| WHAT YOU ARE ASKED TO DO |
Extract the records in full, leaving every picture out.

| INPUT DATA |
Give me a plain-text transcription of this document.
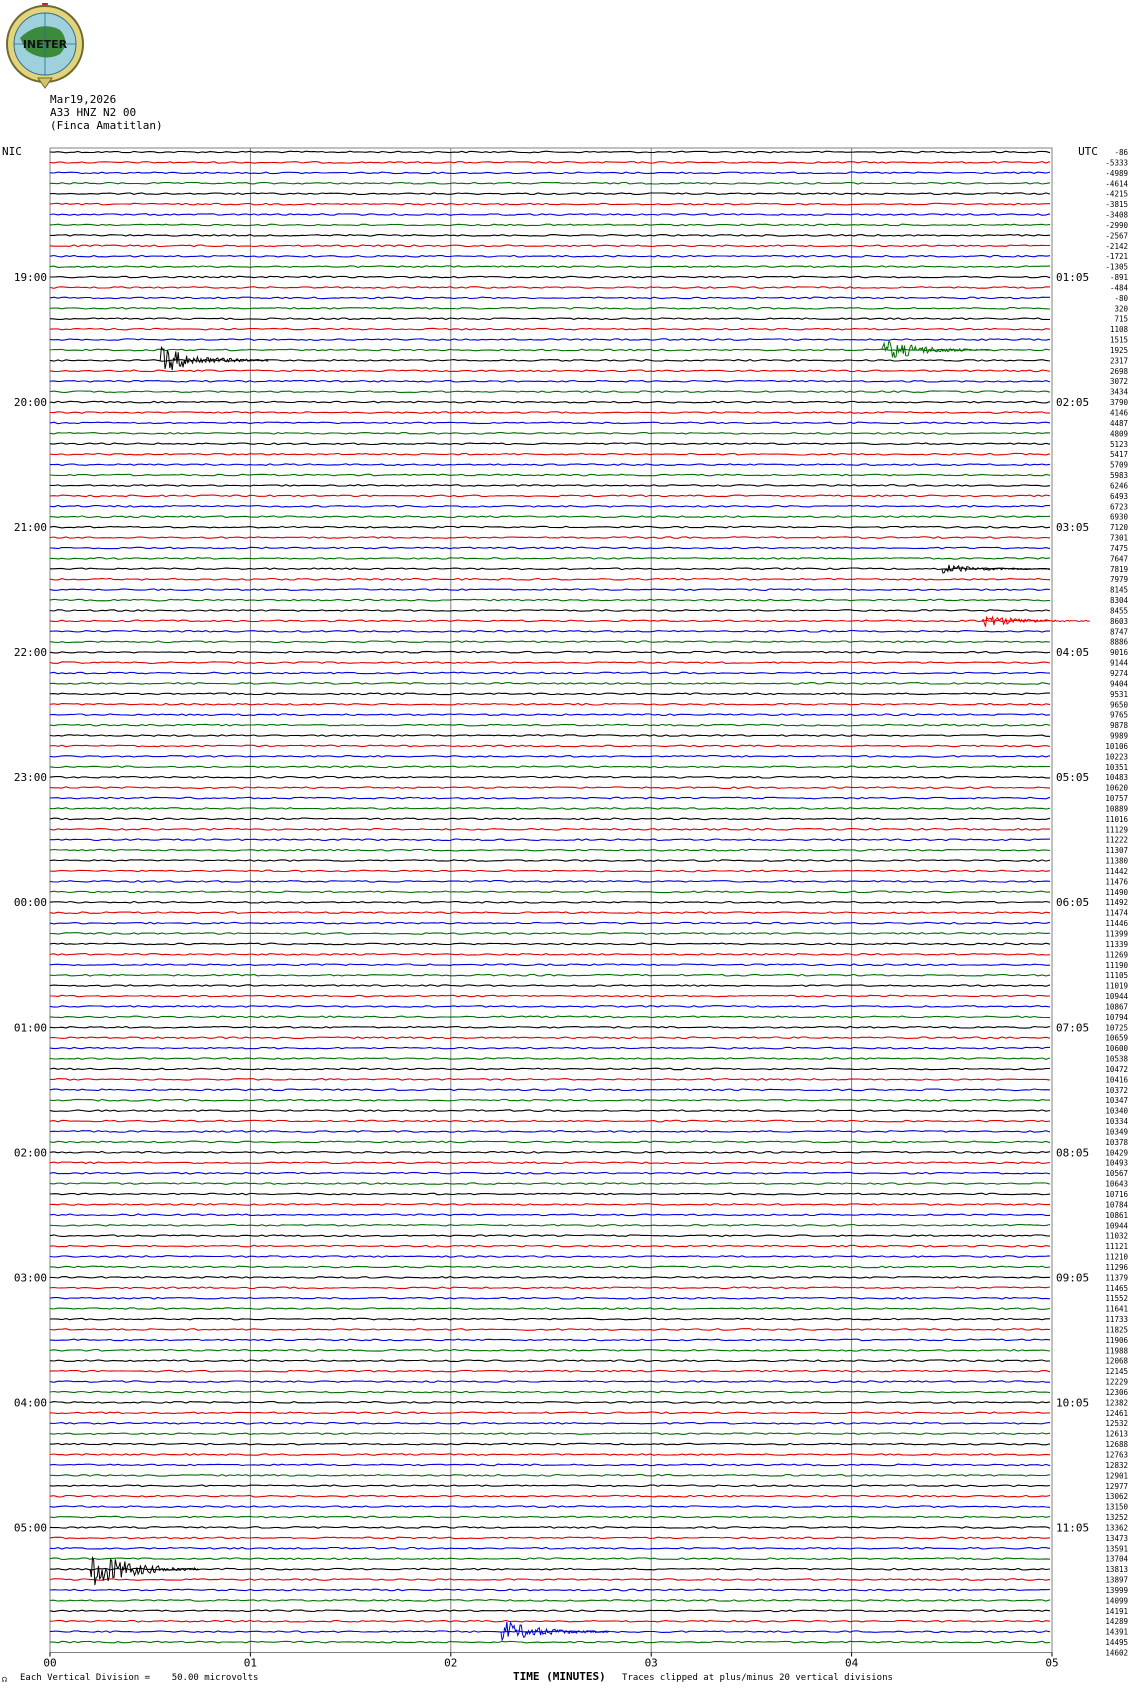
INETER
Mar19,2026
A33 HNZ N2 00
(Finca Amatitlan)
NIC	UTC
19:00
20:00
21:00
22:00
23:00
00:00
01:00
02:00
03:00
04:00
05:00
01:05
02:05
03:05
04:05
05:05
06:05
07:05
08:05
09:05
10:05
11:05
-86
-5333
-4989
-4614
-4215
-3815
-3408
-2990
-2567
-2142
-1721
-1305
-891
-484
-80
320
715
1108
1515
1925
2317
2698
3072
3434
3790
4146
4487
4809
5123
5417
5709
5983
6246
6493
6723
6930
7120
7301
7475
7647
7819
7979
8145
8304
8455
8603
8747
8886
9016
9144
9274
9404
9531
9650
9765
9878
9989
10106
10223
10351
10483
10620
10757
10889
11016
11129
11222
11307
11380
11442
11476
11490
11492
11474
11446
11399
11339
11269
11190
11105
11019
10944
10867
10794
10725
10659
10600
10538
10472
10416
10372
10347
10340
10334
10349
10378
10429
10493
10567
10643
10716
10784
10861
10944
11032
11121
11210
11296
11379
11465
11552
11641
11733
11825
11906
11988
12068
12145
12229
12306
12382
12461
12532
12613
12688
12763
12832
12901
12977
13062
13150
13252
13362
13473
13591
13704
13813
13897
13999
14099
14191
14289
14391
14495
14602
00	01	02	03	04	05
☊ Each Vertical Division =    50.00 microvolts	TIME (MINUTES) Traces clipped at plus/minus 20 vertical divisions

| ANSWER BELOW |
Give me a plain-text transcription of this document.
INETER
Mar19,2026
A33 HNZ N2 00
(Finca Amatitlan)
NIC	UTC
19:00
20:00
21:00
22:00
23:00
00:00
01:00
02:00
03:00
04:00
05:00
01:05
02:05
03:05
04:05
05:05
06:05
07:05
08:05
09:05
10:05
11:05
-86
-5333
-4989
-4614
-4215
-3815
-3408
-2990
-2567
-2142
-1721
-1305
-891
-484
-80
320
715
1108
1515
1925
2317
2698
3072
3434
3790
4146
4487
4809
5123
5417
5709
5983
6246
6493
6723
6930
7120
7301
7475
7647
7819
7979
8145
8304
8455
8603
8747
8886
9016
9144
9274
9404
9531
9650
9765
9878
9989
10106
10223
10351
10483
10620
10757
10889
11016
11129
11222
11307
11380
11442
11476
11490
11492
11474
11446
11399
11339
11269
11190
11105
11019
10944
10867
10794
10725
10659
10600
10538
10472
10416
10372
10347
10340
10334
10349
10378
10429
10493
10567
10643
10716
10784
10861
10944
11032
11121
11210
11296
11379
11465
11552
11641
11733
11825
11906
11988
12068
12145
12229
12306
12382
12461
12532
12613
12688
12763
12832
12901
12977
13062
13150
13252
13362
13473
13591
13704
13813
13897
13999
14099
14191
14289
14391
14495
14602
00	01	02	03	04	05
☊ Each Vertical Division =    50.00 microvolts	TIME (MINUTES) Traces clipped at plus/minus 20 vertical divisions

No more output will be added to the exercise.